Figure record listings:
+++
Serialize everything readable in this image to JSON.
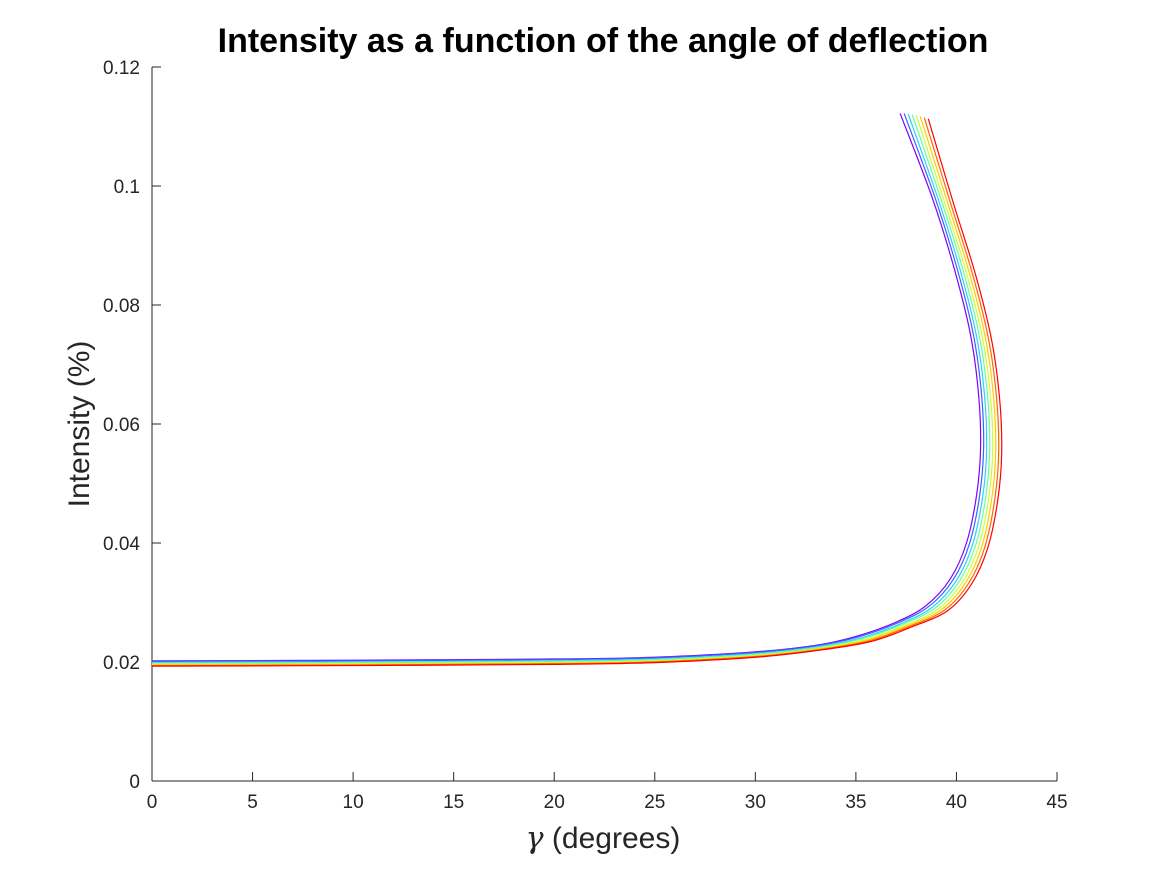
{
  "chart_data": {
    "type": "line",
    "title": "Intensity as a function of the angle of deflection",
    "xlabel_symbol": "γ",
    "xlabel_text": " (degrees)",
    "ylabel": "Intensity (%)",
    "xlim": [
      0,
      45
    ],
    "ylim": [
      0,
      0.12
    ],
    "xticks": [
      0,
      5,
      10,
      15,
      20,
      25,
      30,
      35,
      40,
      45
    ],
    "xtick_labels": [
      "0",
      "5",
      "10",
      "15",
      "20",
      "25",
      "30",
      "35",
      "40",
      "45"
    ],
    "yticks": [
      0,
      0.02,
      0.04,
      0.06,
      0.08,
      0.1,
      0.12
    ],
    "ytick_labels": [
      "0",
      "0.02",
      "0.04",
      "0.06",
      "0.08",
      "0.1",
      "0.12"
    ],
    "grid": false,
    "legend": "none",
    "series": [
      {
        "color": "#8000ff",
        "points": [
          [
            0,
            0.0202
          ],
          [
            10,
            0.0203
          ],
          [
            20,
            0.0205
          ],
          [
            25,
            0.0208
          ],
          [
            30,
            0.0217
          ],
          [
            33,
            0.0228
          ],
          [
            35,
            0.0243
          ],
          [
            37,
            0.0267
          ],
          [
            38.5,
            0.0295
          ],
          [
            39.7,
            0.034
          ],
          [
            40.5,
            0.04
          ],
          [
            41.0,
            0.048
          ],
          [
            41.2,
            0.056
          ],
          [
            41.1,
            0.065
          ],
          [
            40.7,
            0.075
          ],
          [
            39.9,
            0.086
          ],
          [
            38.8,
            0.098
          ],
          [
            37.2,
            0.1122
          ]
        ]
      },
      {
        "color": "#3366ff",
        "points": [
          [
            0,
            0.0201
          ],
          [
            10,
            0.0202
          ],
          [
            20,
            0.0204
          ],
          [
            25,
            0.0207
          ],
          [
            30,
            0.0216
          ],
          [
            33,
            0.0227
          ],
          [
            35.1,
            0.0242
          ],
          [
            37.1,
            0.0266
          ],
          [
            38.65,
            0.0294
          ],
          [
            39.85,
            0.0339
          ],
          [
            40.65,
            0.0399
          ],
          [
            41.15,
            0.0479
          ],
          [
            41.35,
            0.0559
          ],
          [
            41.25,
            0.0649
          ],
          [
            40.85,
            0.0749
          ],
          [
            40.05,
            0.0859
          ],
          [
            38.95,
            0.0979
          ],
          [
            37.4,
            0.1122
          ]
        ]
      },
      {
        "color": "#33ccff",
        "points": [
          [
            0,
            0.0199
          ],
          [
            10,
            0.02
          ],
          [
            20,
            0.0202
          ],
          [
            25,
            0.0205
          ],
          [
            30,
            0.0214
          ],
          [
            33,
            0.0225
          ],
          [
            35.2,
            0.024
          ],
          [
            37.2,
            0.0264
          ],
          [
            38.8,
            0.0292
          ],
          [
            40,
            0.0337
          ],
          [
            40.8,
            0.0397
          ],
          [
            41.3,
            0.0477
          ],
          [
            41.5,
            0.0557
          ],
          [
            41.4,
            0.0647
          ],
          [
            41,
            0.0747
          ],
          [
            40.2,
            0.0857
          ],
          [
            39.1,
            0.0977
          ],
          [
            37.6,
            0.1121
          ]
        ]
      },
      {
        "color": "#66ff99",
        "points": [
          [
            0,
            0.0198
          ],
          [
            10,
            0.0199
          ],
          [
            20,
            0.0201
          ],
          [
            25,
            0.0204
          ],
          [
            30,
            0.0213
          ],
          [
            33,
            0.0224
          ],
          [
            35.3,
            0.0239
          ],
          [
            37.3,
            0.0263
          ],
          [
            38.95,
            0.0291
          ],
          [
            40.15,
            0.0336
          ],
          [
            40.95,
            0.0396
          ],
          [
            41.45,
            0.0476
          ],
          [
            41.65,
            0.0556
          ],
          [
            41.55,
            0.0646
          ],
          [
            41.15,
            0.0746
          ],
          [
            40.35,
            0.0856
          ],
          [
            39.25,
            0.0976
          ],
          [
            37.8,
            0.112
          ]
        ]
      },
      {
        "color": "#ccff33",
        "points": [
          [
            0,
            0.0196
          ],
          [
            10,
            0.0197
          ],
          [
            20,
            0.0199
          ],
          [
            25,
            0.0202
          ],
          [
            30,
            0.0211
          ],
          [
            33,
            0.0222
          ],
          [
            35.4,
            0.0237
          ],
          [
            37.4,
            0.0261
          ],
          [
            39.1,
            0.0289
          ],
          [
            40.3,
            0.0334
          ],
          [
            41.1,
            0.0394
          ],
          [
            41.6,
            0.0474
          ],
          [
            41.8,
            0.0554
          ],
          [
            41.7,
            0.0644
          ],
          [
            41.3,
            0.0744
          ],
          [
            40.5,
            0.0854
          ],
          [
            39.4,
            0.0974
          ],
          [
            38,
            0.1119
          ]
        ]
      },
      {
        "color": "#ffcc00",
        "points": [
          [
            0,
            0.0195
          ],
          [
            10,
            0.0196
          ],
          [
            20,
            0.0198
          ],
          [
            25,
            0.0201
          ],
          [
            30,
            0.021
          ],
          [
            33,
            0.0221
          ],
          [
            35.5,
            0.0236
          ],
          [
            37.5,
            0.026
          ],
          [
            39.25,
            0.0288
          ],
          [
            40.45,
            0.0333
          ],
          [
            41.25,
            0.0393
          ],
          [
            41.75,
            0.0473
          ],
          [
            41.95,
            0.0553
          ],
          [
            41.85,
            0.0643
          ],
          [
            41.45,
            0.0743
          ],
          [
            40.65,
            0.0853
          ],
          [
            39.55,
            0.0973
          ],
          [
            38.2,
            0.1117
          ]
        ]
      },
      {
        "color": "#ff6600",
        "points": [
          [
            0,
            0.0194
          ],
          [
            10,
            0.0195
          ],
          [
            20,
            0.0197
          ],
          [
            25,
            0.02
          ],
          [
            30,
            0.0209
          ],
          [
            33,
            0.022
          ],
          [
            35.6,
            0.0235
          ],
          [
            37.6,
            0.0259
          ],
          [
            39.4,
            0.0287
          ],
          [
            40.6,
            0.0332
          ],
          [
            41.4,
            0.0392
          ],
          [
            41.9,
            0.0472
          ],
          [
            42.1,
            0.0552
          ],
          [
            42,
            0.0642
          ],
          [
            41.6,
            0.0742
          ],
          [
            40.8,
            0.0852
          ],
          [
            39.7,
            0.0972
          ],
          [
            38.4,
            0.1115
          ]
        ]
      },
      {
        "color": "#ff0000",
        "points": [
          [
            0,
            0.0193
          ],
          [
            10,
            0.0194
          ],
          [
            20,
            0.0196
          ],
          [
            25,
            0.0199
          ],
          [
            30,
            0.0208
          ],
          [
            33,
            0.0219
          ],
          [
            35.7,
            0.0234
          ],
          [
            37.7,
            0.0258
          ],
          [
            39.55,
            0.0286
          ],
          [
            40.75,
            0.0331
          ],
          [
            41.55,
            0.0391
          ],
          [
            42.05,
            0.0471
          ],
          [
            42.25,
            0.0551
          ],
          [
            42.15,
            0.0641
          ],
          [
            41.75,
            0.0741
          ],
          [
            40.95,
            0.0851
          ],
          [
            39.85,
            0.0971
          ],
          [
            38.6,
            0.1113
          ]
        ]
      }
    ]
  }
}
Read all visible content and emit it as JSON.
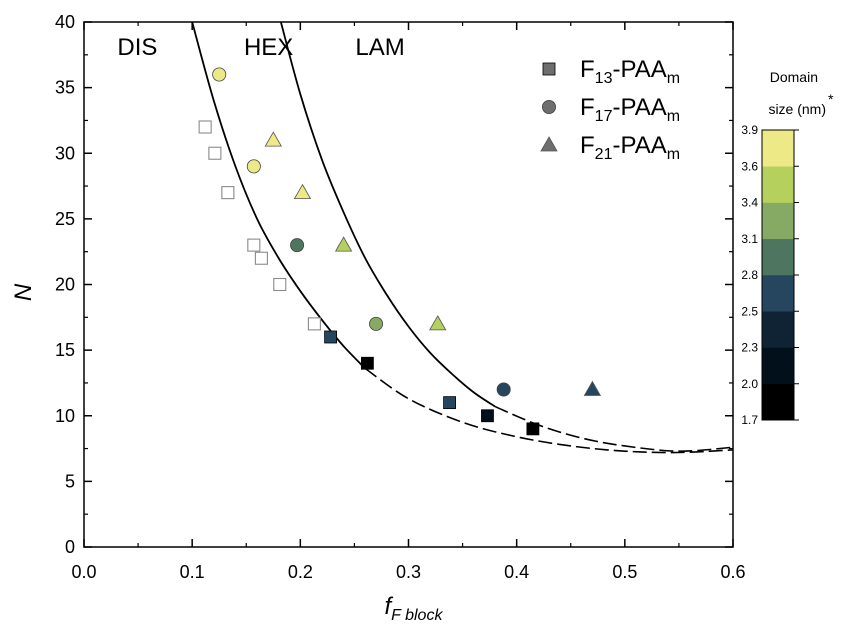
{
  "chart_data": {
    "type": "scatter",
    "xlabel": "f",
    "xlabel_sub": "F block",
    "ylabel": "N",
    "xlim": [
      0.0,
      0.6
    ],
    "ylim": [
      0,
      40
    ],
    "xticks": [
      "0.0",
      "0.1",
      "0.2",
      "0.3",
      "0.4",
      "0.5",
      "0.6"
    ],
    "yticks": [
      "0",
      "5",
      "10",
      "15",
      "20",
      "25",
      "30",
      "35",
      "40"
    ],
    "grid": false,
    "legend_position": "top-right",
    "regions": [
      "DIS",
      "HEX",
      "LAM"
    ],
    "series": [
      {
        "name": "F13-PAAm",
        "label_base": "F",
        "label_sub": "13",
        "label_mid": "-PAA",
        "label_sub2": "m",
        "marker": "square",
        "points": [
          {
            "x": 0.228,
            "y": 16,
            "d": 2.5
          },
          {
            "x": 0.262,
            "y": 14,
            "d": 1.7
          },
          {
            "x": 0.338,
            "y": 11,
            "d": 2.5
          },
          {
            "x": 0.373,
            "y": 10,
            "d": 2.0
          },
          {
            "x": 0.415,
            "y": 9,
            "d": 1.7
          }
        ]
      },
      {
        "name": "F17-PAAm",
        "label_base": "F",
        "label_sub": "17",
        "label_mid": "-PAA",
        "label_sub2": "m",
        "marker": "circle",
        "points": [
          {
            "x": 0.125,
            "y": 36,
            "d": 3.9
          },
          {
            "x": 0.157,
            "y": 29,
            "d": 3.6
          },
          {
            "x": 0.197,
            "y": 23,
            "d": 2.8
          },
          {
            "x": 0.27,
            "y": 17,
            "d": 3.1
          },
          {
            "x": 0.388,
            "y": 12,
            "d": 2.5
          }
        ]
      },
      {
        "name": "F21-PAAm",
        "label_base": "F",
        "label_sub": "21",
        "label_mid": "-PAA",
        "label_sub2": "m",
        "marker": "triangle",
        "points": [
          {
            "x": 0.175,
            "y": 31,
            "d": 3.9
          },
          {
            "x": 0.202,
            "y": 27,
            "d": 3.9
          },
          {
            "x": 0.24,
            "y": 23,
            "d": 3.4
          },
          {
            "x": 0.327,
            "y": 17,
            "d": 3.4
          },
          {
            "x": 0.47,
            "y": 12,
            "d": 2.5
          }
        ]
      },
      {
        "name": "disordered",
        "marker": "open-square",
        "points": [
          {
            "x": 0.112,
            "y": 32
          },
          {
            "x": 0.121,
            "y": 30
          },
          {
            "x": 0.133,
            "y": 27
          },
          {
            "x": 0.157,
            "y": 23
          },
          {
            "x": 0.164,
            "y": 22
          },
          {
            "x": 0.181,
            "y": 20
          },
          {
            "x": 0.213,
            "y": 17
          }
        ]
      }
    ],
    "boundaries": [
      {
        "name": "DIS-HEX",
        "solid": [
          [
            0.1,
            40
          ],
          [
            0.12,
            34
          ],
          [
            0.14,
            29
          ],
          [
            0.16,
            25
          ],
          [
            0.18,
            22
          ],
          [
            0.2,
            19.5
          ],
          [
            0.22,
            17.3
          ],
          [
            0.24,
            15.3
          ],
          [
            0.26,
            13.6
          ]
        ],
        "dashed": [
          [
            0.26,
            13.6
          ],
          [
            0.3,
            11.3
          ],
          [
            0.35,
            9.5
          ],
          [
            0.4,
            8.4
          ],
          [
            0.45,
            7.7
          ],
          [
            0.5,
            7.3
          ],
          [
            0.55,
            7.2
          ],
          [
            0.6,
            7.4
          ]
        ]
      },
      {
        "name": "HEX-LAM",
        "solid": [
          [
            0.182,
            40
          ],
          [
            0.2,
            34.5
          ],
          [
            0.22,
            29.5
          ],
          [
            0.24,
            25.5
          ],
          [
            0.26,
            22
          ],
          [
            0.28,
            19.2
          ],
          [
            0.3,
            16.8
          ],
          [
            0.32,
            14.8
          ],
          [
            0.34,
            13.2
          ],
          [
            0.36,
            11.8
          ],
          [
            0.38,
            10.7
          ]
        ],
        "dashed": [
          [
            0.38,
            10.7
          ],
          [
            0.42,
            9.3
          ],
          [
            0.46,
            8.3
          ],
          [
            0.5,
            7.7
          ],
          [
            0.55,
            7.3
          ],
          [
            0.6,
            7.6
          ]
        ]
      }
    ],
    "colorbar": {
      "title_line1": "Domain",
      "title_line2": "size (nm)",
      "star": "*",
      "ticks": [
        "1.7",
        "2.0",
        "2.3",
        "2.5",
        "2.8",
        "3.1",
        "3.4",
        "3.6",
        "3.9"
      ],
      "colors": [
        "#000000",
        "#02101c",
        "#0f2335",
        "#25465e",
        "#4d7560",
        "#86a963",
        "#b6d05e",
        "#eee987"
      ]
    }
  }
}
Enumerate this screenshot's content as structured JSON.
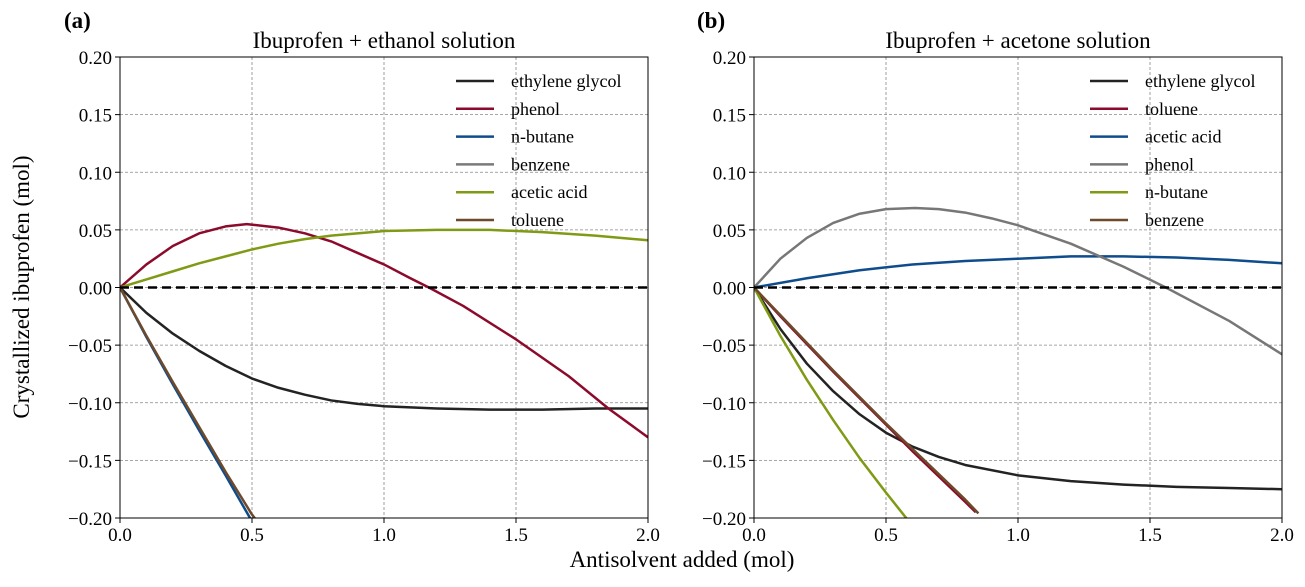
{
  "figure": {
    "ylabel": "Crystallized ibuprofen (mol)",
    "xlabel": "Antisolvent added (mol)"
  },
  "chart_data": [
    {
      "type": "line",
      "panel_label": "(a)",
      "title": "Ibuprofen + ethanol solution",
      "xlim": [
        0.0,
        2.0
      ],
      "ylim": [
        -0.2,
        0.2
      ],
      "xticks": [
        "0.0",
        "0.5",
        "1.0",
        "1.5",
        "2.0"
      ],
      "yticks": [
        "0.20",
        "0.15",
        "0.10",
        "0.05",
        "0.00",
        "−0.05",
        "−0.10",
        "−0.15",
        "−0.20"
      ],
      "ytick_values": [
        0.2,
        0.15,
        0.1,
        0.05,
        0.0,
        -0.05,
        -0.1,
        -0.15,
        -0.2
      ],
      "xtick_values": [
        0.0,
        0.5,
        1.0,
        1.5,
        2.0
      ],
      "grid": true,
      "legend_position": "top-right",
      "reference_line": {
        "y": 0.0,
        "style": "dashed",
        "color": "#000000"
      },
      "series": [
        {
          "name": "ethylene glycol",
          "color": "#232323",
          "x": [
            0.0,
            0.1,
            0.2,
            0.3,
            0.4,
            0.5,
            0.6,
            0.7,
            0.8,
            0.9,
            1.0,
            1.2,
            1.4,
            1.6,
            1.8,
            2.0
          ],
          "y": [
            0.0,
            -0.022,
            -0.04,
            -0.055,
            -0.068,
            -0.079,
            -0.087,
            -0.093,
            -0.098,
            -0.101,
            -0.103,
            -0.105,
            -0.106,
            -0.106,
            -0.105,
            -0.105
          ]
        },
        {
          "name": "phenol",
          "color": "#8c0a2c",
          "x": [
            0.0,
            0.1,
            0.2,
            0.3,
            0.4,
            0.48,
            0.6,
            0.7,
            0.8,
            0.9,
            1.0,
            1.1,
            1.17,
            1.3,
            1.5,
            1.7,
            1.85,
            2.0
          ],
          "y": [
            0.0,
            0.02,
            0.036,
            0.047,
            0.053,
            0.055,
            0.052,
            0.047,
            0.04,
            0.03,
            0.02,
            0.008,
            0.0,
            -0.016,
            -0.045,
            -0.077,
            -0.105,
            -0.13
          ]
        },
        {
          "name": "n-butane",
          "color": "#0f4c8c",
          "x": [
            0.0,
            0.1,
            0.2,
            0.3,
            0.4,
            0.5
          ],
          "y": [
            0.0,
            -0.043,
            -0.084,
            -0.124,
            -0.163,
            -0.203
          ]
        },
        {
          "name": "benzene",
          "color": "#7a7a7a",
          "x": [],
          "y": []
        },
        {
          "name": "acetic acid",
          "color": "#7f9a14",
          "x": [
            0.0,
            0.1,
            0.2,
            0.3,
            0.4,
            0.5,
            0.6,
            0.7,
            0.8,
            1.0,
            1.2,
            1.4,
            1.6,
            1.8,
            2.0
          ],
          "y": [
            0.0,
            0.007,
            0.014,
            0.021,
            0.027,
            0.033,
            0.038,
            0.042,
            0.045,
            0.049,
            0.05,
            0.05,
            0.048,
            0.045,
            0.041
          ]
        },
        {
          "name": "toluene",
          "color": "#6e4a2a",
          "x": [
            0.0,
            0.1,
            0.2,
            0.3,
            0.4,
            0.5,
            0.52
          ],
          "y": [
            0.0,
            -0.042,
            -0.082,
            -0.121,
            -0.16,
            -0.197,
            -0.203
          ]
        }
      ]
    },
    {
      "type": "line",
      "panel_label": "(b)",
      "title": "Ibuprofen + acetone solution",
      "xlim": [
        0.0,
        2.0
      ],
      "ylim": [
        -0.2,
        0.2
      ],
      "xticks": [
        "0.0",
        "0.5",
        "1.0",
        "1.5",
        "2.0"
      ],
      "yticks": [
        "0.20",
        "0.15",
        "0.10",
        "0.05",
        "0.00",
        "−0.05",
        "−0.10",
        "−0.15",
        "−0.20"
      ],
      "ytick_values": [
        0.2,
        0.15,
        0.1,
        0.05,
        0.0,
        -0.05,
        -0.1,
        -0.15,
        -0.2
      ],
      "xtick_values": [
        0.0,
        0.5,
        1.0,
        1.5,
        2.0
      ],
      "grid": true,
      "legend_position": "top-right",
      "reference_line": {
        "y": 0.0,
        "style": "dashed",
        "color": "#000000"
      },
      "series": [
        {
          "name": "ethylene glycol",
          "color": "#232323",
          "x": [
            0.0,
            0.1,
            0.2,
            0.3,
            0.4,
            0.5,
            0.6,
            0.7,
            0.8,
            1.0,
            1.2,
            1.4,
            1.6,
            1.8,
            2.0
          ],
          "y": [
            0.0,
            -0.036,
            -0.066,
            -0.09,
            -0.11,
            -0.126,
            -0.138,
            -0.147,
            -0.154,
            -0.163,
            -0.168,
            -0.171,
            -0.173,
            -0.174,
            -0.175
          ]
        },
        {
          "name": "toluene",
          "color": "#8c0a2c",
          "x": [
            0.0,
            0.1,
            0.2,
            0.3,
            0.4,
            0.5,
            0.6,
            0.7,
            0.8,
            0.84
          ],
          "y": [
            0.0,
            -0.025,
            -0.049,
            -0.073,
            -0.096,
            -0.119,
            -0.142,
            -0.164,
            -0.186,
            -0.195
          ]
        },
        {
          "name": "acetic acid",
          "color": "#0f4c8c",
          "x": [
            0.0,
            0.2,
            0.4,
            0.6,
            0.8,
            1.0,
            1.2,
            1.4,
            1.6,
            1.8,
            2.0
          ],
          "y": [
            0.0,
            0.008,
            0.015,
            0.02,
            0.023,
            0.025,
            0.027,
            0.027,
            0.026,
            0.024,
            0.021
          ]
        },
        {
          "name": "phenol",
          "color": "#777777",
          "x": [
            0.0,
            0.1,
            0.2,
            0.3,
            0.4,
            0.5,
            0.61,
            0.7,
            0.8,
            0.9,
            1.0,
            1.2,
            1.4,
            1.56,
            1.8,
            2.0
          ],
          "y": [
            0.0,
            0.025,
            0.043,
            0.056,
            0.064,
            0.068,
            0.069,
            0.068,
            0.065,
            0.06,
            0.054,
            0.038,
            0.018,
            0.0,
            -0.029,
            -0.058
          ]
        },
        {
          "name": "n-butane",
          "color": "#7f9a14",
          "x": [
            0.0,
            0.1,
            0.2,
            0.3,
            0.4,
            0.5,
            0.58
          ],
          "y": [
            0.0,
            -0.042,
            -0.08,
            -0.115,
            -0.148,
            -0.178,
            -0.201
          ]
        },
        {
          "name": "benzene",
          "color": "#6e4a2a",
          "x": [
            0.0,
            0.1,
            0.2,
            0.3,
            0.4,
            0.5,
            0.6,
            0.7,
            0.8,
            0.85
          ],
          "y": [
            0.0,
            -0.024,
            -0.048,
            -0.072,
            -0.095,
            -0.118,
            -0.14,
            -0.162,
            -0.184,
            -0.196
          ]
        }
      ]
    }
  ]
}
+++
Find each line with the string "this" and copy it out.

Serialize everything readable in this image to JSON.
Enumerate this screenshot's content as structured JSON.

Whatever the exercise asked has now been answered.